Given passage:
------------------------------------

Ah. Missed because of the different name. Perfect. So no need for an extension.

view this post on Zulip Geoff Ramsay (Feb 18 2020 at 20:48):

Hi @Martin Grundberg! - What is the use case for the questionnaire request?
In our eReferral use cases, we're sending a ServiceRequest with an accompanying (supportingInfo) QuestionnaireResponse... but for us, the request to fill in the Questionnaire in the first place doesn't seem to be something that needs to be governed by a workflow.

Are your ServiceRequests inside an organization? or Inter-organization?

Thanks!!

view this post on Zulip Martin Grundberg (Feb 19 2020 at 07:11):

Hi @Geoff Ramsay
The use case is mainly driven by patient questionnaires. There are various scenarios where you want a patient to fill in a questionnaire prior to an appointment of some sort.

Here in Sweden we have a national patient portal to which healthcare organizations can request a patient to fill in a form. There is already today a Swedish proprietary way of posting this request for form completion. We (EHR vendors and national health IT infrastructure provider) are together looking into how we could implement this use case using FHIR instead. A ServiceRequest with an associated questionnaire feels like the right way to go. We also need to know whether the questionnaire has been completed, so there is workflow involved.

PROMs (Patient Recorded Outcome Measures) and lifestyle factor questionnaires are two important use cases. The former normally sent after eg a surgery, and the latter often prior to various appointments.

------------------------------------

Stored data:
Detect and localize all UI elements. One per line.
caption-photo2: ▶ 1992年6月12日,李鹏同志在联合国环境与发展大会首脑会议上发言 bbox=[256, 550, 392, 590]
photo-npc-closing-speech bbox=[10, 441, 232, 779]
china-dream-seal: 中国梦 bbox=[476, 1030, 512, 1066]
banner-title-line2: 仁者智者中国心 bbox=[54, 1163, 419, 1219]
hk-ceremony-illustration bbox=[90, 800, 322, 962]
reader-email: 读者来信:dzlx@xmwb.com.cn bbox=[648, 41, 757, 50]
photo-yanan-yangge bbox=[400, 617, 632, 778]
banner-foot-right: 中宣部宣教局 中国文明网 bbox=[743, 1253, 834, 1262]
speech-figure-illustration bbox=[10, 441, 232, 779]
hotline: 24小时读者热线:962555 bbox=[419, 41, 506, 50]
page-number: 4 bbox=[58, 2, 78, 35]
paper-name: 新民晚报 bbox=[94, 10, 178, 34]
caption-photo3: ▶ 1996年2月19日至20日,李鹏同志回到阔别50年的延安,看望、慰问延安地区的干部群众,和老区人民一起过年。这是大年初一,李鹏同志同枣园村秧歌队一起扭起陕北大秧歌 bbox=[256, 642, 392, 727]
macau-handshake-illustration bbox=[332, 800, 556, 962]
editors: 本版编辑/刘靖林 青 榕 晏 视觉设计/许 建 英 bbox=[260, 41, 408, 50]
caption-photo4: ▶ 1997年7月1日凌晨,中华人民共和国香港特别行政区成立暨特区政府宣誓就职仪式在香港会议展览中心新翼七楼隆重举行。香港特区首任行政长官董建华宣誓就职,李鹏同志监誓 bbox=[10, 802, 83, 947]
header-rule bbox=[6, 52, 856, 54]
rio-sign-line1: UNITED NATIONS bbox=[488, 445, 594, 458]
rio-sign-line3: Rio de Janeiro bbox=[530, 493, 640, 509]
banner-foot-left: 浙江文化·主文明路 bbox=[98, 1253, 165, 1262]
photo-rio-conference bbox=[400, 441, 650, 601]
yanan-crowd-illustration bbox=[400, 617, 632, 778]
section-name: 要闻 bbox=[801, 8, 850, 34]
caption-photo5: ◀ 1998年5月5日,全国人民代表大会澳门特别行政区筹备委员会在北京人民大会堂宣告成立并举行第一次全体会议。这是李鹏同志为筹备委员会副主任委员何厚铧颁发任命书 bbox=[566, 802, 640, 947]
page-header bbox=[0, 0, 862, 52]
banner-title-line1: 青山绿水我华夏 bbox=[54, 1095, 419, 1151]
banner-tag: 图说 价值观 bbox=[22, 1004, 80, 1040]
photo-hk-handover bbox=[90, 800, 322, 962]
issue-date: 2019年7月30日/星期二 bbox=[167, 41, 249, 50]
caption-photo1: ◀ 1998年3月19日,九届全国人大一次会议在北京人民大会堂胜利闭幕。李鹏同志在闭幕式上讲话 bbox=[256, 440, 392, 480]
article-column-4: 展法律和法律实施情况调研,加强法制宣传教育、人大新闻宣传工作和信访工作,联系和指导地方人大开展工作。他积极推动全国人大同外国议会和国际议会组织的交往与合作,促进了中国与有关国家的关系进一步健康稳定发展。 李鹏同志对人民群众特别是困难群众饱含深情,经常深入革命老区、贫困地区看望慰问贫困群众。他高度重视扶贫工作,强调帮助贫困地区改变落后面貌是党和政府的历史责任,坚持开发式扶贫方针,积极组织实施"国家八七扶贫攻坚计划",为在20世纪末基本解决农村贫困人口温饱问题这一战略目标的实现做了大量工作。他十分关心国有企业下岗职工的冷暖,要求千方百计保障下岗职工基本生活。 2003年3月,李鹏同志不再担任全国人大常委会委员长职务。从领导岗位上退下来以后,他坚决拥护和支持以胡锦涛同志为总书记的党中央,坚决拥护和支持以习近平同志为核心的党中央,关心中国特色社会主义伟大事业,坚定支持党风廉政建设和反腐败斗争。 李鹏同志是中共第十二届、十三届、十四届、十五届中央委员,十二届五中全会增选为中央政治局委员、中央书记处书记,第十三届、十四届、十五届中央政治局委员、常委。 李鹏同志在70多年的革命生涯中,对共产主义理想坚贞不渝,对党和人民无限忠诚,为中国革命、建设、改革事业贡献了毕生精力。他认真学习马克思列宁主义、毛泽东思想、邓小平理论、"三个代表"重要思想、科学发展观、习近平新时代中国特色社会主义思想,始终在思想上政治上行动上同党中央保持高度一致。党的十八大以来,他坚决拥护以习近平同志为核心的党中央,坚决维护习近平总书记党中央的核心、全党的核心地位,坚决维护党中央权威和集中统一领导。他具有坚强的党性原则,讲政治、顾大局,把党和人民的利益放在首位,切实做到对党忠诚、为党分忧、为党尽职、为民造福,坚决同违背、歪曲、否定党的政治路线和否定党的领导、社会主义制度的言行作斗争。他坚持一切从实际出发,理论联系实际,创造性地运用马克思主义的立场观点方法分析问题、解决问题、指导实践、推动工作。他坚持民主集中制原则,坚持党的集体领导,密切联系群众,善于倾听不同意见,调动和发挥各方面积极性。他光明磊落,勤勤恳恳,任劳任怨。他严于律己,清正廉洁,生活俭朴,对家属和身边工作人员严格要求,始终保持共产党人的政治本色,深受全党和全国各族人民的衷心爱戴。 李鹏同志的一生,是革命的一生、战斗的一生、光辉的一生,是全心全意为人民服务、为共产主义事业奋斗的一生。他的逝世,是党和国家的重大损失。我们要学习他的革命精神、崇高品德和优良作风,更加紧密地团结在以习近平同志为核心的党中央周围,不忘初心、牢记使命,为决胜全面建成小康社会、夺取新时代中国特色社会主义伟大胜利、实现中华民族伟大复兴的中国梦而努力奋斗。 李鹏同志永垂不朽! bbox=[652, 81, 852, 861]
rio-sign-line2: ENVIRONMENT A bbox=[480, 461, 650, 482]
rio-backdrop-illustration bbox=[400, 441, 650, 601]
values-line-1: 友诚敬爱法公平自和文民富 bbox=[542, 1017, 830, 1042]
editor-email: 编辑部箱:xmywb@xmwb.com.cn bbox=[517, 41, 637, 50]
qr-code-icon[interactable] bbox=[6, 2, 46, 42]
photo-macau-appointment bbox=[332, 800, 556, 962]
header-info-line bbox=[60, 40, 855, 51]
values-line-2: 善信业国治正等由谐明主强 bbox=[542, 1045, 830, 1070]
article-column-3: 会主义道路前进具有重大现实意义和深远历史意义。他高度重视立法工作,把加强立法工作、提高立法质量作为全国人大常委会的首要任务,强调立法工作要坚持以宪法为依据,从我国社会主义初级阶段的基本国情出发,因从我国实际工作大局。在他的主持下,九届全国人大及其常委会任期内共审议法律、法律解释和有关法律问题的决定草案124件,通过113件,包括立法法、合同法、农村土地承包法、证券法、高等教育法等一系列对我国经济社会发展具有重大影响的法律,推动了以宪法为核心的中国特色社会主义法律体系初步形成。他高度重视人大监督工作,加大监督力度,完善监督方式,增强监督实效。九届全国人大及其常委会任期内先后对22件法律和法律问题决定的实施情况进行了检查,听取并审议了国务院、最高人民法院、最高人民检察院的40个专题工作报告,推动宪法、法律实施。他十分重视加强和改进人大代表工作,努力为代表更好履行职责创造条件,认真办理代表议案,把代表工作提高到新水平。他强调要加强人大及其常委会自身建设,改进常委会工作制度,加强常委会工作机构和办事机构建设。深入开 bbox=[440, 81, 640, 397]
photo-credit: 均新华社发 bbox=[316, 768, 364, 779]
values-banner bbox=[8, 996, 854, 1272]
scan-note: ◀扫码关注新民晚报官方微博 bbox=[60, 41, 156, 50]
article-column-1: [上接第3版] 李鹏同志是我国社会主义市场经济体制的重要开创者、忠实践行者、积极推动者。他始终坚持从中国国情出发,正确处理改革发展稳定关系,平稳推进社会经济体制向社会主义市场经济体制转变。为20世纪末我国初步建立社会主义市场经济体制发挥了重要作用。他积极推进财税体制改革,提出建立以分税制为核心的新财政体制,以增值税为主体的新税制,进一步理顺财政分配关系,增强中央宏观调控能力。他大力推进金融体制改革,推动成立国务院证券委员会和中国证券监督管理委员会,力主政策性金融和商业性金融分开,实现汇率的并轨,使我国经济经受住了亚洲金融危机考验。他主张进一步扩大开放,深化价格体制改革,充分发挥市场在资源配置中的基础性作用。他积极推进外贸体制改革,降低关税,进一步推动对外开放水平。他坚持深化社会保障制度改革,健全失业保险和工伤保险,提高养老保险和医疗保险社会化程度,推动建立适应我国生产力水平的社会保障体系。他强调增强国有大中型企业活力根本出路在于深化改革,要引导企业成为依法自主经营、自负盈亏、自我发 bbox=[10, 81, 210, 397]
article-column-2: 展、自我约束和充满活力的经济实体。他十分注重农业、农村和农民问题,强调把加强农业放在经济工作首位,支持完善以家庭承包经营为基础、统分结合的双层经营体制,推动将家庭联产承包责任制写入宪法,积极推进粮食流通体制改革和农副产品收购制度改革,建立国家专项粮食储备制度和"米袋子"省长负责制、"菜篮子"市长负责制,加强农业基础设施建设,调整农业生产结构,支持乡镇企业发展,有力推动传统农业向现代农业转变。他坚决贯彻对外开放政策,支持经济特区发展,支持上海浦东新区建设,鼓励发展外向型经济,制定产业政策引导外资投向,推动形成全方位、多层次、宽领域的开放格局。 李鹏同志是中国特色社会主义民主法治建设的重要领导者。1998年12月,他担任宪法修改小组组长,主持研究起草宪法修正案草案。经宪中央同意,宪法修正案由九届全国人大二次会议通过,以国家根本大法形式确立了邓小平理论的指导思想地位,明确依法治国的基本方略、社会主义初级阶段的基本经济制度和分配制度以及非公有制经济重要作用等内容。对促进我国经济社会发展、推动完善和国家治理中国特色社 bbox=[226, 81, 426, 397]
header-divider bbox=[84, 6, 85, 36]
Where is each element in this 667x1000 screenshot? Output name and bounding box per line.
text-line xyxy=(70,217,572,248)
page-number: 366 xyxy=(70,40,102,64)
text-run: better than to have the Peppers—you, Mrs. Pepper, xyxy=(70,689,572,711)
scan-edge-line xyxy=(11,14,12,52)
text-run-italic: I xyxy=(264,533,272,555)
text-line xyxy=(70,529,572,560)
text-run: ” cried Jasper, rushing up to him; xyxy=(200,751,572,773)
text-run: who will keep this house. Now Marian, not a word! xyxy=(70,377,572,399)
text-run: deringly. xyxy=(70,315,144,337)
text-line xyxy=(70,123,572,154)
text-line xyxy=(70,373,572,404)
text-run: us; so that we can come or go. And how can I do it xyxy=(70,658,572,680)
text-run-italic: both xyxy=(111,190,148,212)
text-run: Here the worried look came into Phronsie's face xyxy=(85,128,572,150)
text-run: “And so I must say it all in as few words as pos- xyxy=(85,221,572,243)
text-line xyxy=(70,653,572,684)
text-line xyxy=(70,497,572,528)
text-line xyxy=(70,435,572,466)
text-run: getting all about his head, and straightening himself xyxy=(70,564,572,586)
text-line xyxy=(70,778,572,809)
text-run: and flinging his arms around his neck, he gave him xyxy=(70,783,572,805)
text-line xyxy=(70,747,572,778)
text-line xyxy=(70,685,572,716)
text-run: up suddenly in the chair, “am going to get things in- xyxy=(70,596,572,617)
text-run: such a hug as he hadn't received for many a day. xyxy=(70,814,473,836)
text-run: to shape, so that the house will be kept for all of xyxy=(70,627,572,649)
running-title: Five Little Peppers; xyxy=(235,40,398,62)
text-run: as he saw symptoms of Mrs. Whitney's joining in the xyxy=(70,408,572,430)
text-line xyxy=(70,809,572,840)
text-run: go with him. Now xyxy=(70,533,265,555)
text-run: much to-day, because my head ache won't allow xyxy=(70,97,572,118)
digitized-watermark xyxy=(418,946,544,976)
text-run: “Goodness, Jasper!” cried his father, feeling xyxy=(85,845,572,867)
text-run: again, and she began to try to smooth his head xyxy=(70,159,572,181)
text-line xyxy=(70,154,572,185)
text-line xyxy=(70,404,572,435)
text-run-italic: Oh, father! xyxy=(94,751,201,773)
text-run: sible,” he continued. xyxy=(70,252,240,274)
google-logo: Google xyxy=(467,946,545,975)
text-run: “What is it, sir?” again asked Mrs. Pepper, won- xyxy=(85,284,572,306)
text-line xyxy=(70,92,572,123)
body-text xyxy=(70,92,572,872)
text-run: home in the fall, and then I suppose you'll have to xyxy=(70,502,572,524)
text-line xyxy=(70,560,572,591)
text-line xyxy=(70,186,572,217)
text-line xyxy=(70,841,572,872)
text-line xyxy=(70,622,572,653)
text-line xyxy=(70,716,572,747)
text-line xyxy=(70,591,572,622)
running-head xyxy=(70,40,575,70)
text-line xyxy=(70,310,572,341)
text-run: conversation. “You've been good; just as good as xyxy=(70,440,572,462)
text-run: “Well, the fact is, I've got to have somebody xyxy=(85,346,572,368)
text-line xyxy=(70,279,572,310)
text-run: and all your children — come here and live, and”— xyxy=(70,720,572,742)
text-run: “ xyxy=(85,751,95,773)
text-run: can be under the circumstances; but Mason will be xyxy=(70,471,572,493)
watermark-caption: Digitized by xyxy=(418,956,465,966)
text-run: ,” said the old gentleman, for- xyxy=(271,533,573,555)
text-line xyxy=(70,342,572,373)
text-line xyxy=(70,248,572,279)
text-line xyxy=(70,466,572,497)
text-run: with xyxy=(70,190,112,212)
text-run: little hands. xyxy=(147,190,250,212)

------------------------------------

To do:
A: In the discussion, switch "national patient portal" to "national health portal" and write out the part starting with "view this post on Zulip Martin" and going on through "is workflow involved.".
B: Answer these questions using the discussion:
(i) What does Geoff Ramsay's team send along with a ServiceRequest as supportingInfo in their eReferral use cases?
(ii) In which country does the national patient portal mentioned by Martin Grundberg exist?
(iii) When are PROMs normally sent?

Results in order:
A:
view this post on Zulip Martin Grundberg (Feb 19 2020 at 07:11):

Hi @Geoff Ramsay
The use case is mainly driven by patient questionnaires. There are various scenarios where you want a patient to fill in a questionnaire prior to an appointment of some sort.

Here in Sweden we have a national health portal to which healthcare organizations can request a patient to fill in a form. There is already today a Swedish proprietary way of posting this request for form completion. We (EHR vendors and national health IT infrastructure provider) are together looking into how we could implement this use case using FHIR instead. A ServiceRequest with an associated questionnaire feels like the right way to go. We also need to know whether the questionnaire has been completed, so there is workflow involved.

B:
(i) A QuestionnaireResponse.
(ii) Sweden.
(iii) After, for example, a surgery.